What is expected:
Repeat, exactly and completely, the material that follows. Omit the pictures.

(Dataset listings of figures)
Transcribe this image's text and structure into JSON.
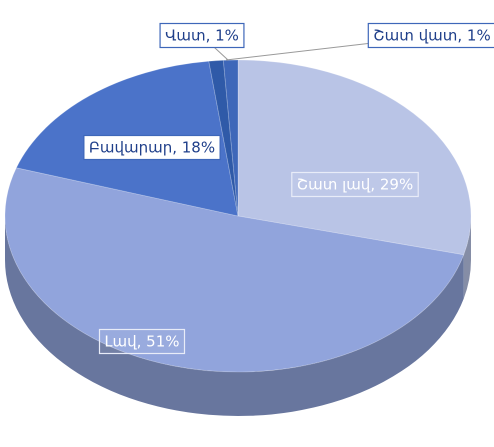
{
  "chart_data": {
    "type": "pie3d",
    "categories": [
      "Շատ լավ",
      "Լավ",
      "Բավարար",
      "Վատ",
      "Շատ վատ"
    ],
    "values": [
      29,
      51,
      18,
      1,
      1
    ],
    "value_labels": [
      "Շատ լավ, 29%",
      "Լավ, 51%",
      "Բավարար, 18%",
      "Վատ, 1%",
      "Շատ վատ, 1%"
    ],
    "colors": [
      "#b9c4e6",
      "#91a4dc",
      "#4b73c9",
      "#2f5aa8",
      "#3e67b9"
    ]
  }
}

The result:
Transcribe this image's text and structure into JSON.
{
  "chart_data": {
    "type": "pie3d",
    "categories": [
      "Շատ լավ",
      "Լավ",
      "Բավարար",
      "Վատ",
      "Շատ վատ"
    ],
    "values": [
      29,
      51,
      18,
      1,
      1
    ],
    "value_labels": [
      "Շատ լավ, 29%",
      "Լավ, 51%",
      "Բավարար, 18%",
      "Վատ, 1%",
      "Շատ վատ, 1%"
    ],
    "colors": [
      "#b9c4e6",
      "#91a4dc",
      "#4b73c9",
      "#2f5aa8",
      "#3e67b9"
    ]
  }
}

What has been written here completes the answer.